Every line that includes the word "пункте" is to be listed.

========================

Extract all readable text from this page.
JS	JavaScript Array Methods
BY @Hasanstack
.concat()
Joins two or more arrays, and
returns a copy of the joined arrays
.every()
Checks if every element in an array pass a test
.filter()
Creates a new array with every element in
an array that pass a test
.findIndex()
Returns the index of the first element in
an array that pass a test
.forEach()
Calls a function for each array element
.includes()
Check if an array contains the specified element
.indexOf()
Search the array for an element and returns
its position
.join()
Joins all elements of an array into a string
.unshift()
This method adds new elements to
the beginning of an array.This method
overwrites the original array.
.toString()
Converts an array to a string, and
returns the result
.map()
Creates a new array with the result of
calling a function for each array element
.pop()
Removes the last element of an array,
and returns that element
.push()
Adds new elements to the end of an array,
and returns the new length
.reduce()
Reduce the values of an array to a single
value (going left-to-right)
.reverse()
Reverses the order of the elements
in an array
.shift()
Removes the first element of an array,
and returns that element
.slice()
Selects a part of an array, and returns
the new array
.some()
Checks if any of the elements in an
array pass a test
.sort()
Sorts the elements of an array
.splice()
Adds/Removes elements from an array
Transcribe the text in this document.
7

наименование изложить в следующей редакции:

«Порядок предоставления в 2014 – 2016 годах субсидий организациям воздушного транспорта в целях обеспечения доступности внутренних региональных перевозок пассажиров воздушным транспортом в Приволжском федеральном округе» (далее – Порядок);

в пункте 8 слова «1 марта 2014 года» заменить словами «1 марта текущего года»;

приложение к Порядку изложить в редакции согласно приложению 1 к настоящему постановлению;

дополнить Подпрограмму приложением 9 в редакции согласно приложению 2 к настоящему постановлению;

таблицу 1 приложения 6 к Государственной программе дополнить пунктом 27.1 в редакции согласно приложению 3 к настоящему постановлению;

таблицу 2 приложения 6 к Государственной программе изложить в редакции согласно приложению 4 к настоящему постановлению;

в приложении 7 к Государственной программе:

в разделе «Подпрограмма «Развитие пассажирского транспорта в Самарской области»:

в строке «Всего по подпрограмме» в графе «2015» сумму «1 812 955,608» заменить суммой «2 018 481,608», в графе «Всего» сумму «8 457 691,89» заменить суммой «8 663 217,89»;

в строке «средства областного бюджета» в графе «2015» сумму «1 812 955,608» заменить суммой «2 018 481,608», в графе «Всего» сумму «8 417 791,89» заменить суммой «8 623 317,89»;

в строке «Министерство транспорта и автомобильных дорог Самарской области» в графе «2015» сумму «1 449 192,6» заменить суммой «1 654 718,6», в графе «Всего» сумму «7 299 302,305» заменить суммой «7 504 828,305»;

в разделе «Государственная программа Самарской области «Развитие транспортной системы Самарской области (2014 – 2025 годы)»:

========================

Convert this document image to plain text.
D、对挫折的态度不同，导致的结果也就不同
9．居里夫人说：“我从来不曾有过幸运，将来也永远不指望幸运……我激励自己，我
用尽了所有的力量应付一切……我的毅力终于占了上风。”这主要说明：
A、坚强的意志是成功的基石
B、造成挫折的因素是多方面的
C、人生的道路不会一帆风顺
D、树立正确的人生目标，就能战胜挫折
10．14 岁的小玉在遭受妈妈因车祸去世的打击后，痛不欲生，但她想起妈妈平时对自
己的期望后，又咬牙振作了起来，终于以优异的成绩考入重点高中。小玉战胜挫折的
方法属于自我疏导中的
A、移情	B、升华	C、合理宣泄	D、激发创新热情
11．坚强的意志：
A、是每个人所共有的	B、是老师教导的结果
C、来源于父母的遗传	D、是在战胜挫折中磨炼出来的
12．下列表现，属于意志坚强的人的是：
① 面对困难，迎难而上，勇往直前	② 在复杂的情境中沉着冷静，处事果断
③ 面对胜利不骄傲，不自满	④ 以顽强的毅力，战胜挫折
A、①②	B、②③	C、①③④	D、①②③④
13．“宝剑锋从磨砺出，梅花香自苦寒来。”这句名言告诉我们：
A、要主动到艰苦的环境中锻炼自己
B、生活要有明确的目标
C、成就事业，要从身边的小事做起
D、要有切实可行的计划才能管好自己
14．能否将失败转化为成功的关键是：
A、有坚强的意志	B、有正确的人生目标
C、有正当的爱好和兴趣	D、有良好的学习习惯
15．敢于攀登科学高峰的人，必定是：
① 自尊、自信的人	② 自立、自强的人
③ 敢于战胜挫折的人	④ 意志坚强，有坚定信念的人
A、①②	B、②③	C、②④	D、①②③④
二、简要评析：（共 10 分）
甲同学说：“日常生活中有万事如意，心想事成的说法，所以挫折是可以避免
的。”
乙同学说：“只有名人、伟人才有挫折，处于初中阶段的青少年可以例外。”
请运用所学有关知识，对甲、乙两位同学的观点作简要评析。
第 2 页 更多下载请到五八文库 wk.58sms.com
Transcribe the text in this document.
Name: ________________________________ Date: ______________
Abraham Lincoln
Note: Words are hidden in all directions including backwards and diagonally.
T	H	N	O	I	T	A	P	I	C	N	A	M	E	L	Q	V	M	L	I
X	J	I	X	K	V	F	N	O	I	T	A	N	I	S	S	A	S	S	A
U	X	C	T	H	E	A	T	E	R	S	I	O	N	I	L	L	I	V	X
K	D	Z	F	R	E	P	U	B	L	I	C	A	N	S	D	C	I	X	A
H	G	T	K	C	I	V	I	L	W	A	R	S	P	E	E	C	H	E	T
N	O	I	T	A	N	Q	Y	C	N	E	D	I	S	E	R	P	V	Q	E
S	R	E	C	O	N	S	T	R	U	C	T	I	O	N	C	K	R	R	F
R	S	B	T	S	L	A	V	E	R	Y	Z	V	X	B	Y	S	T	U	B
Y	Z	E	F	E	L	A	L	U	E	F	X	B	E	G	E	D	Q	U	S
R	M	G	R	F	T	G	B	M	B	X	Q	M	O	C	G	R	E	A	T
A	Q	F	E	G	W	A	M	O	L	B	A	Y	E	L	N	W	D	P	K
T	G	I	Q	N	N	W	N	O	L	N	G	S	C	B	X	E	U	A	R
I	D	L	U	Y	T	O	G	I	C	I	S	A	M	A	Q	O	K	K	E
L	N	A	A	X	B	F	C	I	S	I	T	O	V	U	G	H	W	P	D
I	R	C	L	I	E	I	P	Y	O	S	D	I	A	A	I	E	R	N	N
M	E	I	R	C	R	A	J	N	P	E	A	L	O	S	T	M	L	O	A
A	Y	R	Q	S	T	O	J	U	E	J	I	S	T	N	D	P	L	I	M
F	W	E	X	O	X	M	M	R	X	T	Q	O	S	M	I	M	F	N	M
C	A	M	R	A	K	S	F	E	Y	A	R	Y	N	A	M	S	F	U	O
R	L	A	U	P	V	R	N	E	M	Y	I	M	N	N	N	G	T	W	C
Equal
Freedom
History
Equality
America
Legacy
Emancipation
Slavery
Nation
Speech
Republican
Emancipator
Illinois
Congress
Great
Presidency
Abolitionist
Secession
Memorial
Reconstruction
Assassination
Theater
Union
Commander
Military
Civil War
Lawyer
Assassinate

========================

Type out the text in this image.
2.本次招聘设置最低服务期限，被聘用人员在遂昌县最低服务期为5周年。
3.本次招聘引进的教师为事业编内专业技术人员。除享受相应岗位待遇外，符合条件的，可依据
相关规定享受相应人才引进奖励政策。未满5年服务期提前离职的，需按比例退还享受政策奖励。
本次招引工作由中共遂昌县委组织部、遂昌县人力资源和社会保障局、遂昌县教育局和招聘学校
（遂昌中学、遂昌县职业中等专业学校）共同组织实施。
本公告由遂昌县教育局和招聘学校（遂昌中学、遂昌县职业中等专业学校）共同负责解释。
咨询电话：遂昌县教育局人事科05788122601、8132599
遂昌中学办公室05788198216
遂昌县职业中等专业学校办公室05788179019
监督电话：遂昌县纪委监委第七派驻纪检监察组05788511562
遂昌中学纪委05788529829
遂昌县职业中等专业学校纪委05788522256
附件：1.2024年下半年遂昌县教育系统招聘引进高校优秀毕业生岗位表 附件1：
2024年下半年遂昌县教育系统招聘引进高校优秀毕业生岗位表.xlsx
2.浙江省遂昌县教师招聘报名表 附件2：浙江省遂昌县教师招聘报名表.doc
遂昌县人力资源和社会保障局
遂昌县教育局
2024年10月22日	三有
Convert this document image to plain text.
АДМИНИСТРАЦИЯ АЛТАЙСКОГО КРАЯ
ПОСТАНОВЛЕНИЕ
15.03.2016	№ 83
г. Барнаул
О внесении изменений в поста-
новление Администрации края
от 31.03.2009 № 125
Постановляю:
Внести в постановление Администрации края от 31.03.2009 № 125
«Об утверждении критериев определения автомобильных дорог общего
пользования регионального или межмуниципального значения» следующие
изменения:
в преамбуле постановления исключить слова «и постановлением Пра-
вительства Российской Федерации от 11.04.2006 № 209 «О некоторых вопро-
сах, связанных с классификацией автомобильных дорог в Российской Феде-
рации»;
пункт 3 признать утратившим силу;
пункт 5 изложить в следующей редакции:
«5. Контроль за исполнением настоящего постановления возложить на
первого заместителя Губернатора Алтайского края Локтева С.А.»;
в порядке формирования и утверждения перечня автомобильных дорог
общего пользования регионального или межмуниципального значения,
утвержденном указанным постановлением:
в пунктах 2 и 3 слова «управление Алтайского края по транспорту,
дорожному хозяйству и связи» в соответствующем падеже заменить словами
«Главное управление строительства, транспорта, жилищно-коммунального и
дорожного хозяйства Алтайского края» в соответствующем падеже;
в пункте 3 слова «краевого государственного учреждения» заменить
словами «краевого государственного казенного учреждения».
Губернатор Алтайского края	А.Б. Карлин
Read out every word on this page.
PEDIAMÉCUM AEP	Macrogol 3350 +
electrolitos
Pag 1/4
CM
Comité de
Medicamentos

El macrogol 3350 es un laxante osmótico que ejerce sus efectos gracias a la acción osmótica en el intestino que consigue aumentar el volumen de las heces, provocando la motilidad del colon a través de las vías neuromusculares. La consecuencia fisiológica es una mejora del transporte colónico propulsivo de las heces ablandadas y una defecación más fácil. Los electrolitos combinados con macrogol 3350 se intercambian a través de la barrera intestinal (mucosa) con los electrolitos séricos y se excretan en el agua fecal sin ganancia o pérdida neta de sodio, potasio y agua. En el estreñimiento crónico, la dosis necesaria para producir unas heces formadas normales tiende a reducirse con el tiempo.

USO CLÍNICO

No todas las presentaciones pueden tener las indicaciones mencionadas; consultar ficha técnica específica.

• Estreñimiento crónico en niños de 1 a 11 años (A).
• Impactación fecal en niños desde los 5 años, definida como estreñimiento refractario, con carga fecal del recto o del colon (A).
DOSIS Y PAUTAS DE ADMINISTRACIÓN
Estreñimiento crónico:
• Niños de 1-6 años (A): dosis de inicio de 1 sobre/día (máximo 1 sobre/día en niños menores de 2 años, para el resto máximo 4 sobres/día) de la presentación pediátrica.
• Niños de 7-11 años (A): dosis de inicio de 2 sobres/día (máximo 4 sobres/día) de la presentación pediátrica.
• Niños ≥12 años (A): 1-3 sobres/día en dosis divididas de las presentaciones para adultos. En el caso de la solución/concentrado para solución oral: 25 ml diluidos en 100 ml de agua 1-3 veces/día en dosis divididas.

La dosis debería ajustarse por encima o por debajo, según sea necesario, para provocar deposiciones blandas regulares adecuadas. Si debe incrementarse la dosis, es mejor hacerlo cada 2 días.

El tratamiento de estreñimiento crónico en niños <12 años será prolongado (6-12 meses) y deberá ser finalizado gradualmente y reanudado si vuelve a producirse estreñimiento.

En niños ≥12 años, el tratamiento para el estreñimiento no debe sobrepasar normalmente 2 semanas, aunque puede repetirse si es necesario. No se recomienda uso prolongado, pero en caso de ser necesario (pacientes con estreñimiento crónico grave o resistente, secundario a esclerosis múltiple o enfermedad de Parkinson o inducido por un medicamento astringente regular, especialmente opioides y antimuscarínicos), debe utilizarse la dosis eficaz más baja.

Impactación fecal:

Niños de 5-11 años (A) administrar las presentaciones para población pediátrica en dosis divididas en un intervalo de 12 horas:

========================

**Task response**
в пункте 8 слова «1 марта 2014 года» заменить словами «1 марта текущего года»;
в пункте 3 слова «краевого государственного учреждения» заменить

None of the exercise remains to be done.